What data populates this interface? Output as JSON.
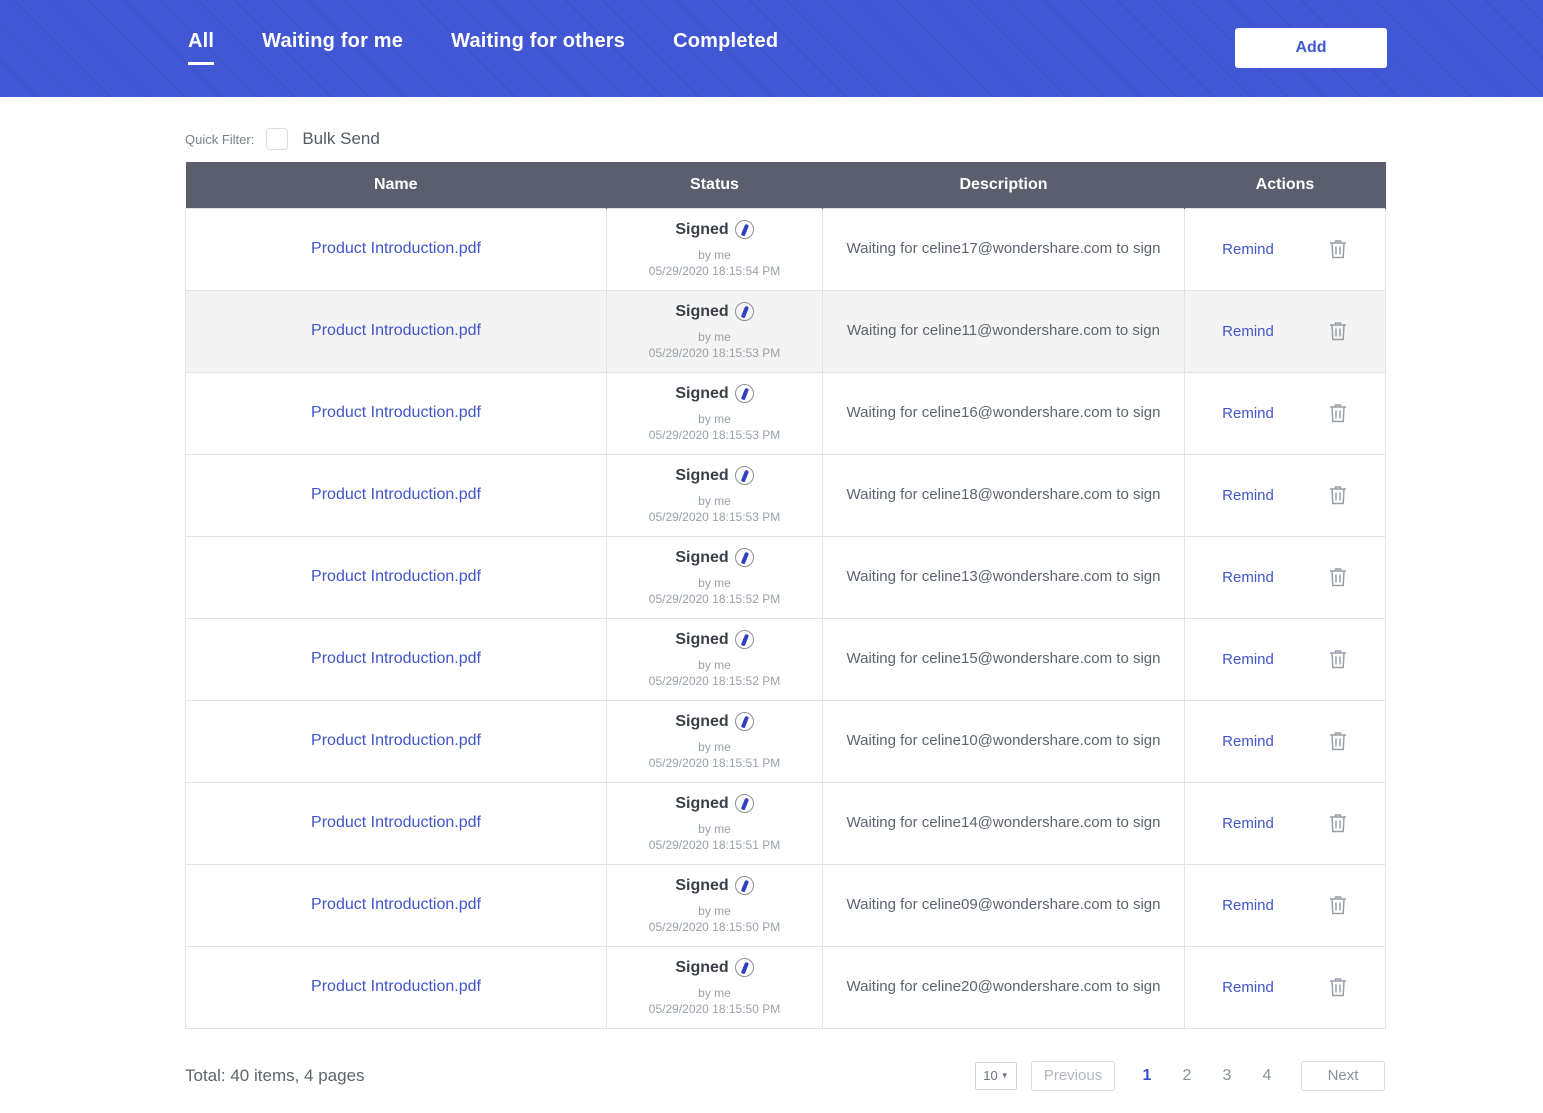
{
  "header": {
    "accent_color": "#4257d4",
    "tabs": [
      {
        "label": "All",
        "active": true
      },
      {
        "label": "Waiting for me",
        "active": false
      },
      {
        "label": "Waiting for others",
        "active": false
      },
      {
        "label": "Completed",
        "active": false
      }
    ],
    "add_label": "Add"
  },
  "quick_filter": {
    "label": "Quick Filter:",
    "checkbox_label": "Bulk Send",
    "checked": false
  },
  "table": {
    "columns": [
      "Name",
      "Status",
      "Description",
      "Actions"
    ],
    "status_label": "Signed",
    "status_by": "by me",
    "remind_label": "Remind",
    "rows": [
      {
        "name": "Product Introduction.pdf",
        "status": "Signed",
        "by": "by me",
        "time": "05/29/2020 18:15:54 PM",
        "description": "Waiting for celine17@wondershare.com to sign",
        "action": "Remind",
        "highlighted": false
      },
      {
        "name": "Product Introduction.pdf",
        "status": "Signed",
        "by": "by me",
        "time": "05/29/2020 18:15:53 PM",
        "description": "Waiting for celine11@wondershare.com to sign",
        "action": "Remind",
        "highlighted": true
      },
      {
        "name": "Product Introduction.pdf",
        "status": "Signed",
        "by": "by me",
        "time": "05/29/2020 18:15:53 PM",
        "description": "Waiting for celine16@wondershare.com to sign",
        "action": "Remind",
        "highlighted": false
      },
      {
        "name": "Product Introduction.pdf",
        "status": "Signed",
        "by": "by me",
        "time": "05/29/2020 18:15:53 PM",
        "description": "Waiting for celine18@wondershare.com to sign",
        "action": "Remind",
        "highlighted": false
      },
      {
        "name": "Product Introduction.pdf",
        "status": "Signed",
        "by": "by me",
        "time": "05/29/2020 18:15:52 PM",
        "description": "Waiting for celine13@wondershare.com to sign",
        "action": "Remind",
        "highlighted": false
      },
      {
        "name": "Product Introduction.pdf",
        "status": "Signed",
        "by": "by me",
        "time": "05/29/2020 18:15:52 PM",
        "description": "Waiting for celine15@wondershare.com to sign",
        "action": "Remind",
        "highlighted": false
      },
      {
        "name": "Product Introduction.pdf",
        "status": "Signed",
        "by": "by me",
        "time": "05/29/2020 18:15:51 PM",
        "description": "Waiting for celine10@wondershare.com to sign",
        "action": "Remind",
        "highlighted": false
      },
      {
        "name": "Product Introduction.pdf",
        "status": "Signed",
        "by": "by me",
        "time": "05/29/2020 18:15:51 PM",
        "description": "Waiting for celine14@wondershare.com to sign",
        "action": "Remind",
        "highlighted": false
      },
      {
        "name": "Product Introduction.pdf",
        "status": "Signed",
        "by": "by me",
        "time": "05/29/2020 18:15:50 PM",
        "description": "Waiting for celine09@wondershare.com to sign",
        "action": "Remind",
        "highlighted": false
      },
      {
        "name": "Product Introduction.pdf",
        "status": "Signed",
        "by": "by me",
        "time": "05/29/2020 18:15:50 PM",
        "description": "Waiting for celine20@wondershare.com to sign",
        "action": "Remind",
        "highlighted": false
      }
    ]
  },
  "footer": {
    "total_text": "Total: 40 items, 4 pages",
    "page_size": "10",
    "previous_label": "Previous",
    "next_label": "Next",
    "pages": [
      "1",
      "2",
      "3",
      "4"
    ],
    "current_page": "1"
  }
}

* * *

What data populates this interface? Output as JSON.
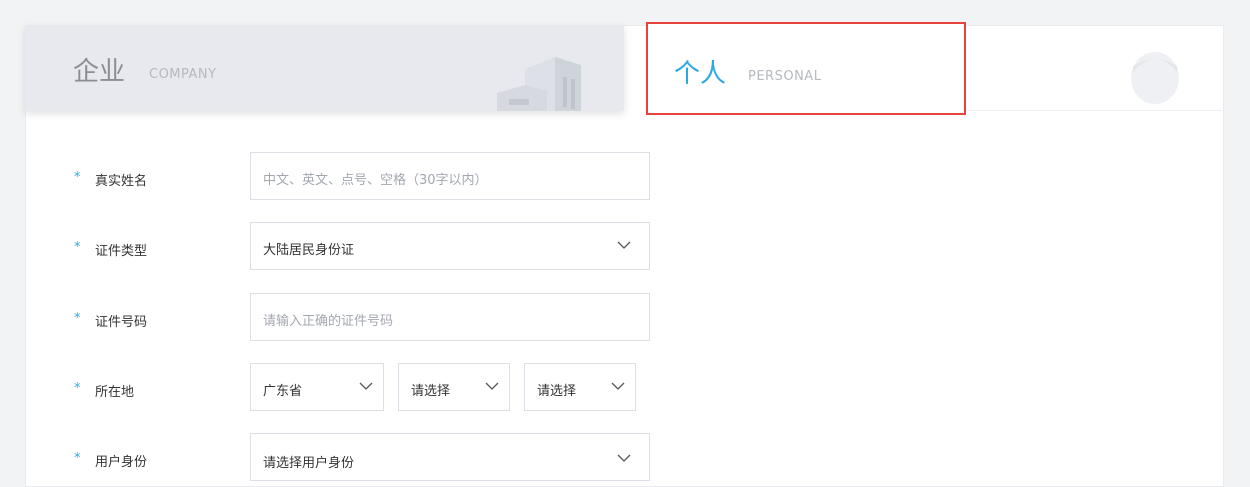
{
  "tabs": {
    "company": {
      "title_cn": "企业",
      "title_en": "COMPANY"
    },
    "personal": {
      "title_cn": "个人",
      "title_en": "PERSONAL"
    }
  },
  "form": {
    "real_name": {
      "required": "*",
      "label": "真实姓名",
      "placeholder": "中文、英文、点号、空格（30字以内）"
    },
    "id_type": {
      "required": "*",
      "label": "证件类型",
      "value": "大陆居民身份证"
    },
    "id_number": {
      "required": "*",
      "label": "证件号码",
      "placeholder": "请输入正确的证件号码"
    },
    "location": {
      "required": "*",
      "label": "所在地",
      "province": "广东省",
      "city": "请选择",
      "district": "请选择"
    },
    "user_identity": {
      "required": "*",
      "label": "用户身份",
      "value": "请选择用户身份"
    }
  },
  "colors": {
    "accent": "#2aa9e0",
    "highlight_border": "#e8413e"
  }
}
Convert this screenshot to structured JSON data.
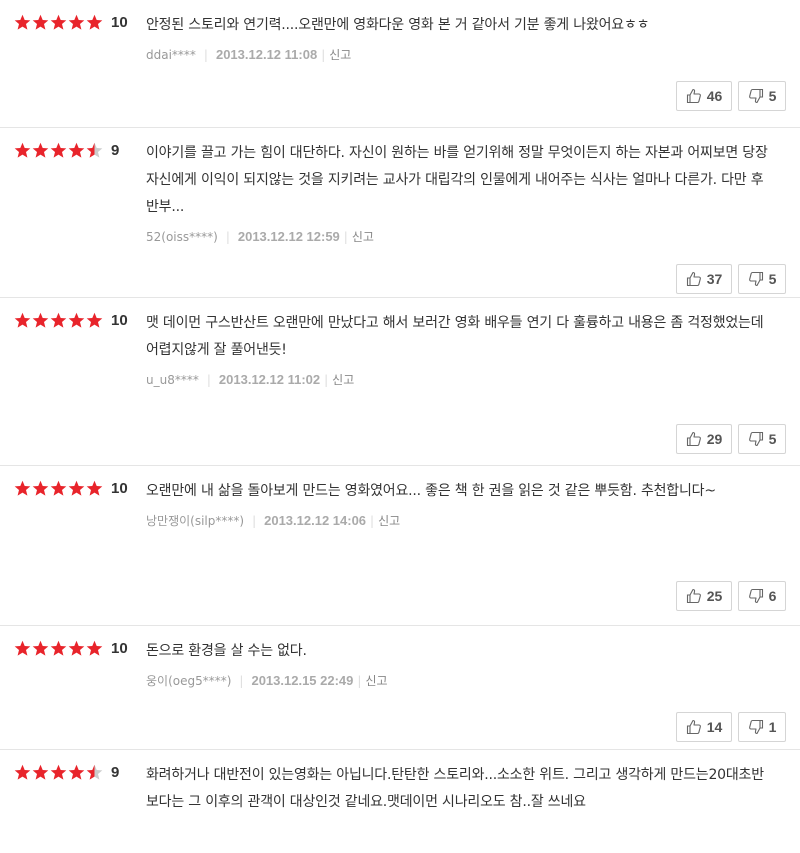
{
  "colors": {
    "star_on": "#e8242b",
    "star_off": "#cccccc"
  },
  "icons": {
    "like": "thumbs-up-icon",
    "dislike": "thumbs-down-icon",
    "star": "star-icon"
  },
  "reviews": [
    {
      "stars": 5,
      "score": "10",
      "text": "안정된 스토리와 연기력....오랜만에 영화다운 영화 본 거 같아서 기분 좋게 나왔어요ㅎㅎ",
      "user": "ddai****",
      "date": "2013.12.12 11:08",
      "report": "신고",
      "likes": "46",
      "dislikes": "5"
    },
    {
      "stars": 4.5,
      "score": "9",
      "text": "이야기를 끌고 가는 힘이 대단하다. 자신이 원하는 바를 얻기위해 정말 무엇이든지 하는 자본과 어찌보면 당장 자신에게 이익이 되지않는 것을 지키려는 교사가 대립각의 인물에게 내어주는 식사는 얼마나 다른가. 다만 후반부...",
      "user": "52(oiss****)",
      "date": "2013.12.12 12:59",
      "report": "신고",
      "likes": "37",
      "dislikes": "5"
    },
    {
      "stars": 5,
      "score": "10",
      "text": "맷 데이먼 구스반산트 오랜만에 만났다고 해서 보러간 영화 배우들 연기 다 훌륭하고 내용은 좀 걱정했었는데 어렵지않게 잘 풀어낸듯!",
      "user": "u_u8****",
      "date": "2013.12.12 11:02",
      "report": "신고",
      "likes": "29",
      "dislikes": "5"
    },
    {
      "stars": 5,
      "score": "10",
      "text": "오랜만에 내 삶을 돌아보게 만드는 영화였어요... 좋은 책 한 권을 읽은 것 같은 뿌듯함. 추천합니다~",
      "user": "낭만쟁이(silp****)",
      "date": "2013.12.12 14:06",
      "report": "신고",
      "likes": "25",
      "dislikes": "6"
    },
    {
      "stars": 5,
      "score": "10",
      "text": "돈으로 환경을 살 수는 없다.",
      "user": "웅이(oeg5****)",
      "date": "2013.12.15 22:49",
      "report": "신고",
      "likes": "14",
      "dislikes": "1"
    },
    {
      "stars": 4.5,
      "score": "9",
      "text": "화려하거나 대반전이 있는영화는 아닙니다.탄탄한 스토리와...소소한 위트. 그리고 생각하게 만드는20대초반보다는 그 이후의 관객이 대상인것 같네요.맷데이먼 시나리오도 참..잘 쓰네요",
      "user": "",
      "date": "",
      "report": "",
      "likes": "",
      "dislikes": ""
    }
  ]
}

--

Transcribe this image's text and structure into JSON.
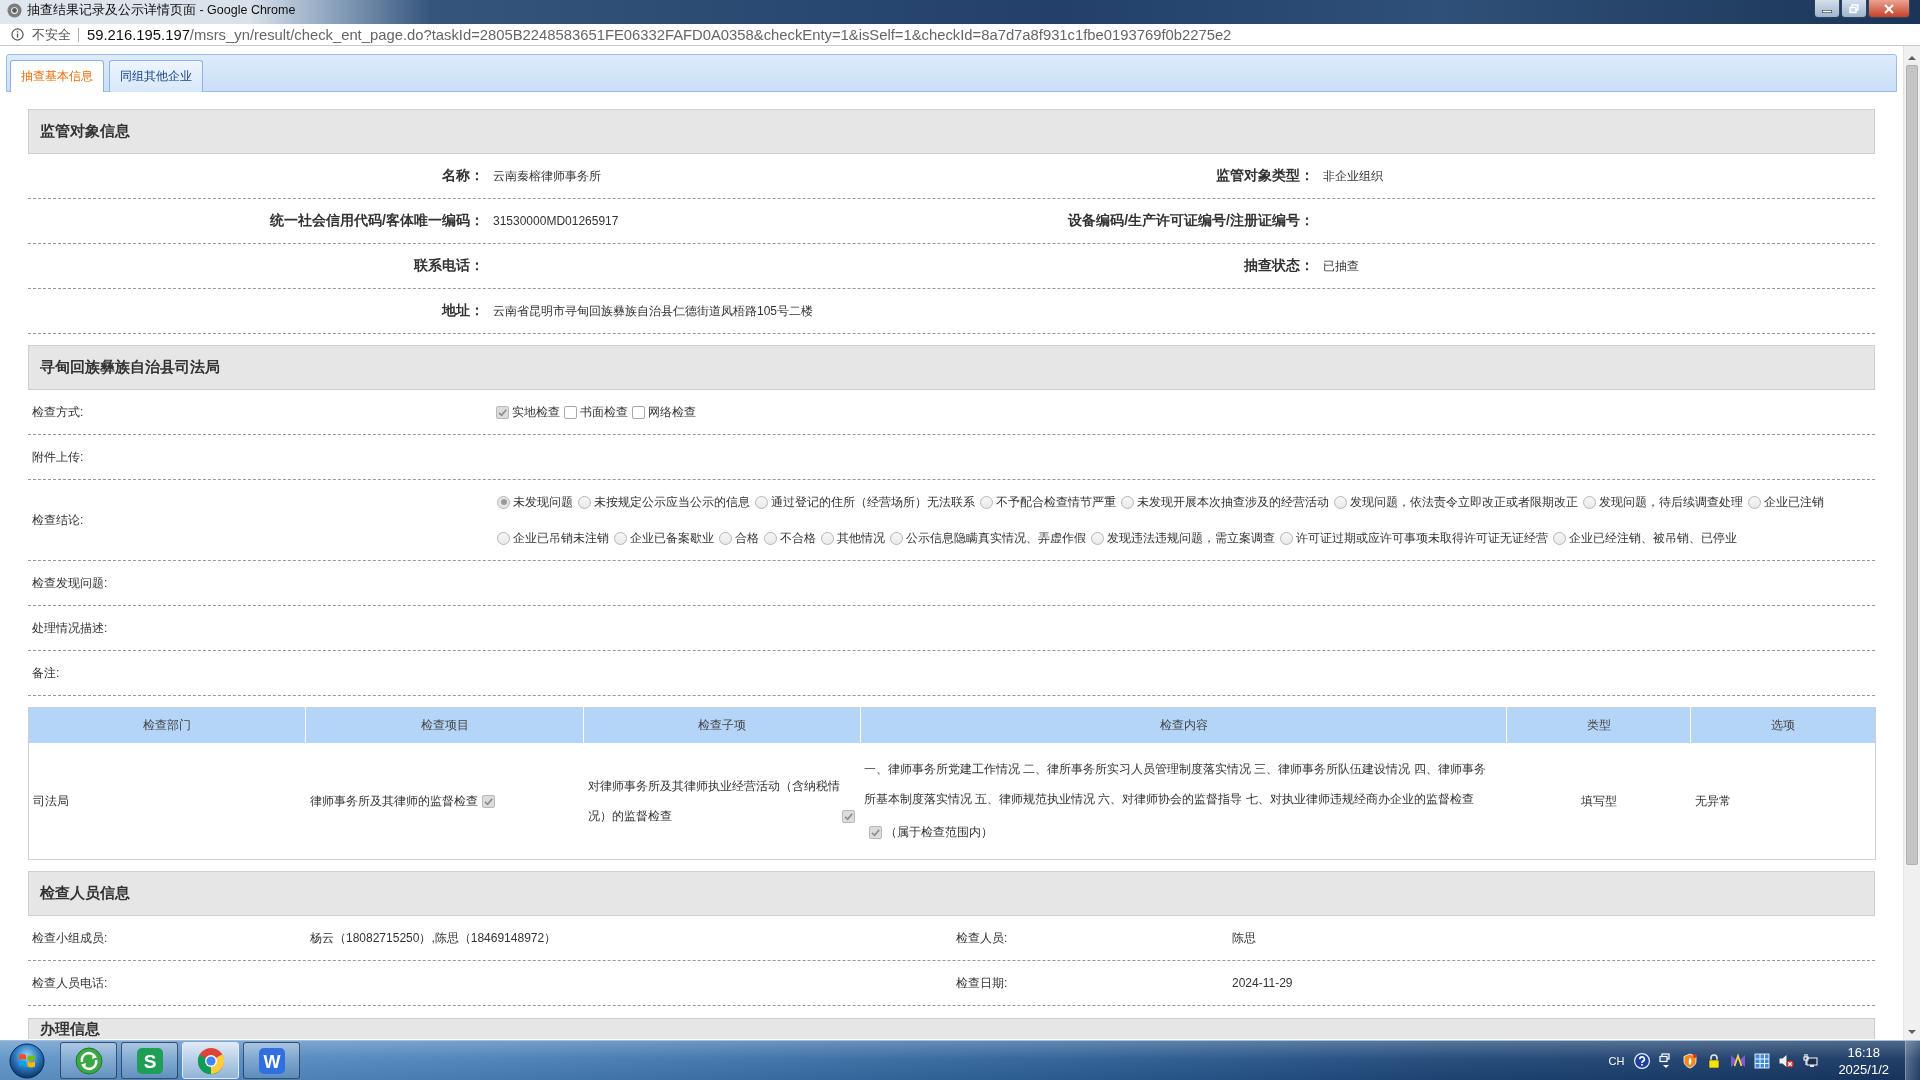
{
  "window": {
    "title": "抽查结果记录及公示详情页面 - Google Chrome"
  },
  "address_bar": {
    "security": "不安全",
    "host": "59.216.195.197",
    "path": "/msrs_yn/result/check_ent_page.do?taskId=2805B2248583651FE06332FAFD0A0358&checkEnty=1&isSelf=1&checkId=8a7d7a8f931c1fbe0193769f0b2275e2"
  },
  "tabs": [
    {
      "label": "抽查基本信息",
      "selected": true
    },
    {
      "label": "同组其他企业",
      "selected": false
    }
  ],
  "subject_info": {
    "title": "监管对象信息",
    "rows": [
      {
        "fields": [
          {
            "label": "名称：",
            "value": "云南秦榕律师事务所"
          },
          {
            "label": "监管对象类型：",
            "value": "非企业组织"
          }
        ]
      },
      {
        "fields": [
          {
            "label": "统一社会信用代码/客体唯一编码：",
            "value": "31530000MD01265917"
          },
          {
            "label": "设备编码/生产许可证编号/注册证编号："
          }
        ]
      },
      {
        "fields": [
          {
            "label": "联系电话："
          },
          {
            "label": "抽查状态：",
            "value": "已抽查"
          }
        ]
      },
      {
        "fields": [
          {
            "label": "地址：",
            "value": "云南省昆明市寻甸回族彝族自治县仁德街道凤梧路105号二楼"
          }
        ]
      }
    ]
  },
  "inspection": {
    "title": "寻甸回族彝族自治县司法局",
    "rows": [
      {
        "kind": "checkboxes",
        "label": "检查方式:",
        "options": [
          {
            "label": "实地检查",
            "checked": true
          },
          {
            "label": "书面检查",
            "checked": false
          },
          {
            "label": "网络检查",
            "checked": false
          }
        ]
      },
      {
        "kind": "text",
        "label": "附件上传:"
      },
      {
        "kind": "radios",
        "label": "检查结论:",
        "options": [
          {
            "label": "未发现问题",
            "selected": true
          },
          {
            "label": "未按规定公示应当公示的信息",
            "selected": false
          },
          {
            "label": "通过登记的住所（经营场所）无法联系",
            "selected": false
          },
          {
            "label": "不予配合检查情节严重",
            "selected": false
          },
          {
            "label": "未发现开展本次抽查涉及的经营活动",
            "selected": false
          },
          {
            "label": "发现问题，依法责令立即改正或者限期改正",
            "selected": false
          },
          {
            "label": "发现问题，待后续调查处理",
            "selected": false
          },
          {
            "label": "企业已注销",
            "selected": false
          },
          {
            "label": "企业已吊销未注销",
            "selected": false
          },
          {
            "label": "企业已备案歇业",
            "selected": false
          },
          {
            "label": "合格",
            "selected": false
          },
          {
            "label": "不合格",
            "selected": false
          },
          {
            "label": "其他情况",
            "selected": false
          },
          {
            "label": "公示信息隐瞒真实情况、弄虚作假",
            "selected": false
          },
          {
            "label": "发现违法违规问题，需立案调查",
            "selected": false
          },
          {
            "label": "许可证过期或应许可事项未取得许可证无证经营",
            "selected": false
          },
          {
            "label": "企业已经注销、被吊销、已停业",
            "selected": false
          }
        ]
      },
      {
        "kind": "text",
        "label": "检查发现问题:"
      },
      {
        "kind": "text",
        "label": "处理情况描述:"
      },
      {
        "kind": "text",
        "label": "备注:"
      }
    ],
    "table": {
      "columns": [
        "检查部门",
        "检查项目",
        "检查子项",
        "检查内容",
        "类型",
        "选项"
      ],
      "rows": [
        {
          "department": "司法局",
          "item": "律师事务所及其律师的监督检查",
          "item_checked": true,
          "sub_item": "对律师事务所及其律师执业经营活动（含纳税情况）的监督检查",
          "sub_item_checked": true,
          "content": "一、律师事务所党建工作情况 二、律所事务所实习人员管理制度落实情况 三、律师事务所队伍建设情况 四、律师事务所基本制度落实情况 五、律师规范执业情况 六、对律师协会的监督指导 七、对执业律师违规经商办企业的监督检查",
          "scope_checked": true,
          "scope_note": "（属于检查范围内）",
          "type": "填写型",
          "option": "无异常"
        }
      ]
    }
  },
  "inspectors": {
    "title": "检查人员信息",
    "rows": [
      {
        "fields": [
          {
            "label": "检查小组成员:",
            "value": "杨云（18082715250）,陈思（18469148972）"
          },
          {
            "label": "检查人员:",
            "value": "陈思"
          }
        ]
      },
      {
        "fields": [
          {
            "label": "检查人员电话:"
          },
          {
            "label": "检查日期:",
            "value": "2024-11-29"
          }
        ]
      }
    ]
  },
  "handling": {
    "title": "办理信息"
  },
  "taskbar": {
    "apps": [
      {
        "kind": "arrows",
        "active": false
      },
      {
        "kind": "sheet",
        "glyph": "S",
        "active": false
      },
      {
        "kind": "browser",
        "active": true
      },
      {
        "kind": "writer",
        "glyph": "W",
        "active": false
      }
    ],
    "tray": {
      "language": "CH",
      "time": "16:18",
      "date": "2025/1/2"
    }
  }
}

• Problem to solve
Reproduce each line from the records that contains the word "thumbs".

• Written response
    "like": "thumbs-up-icon",
    "dislike": "thumbs-down-icon",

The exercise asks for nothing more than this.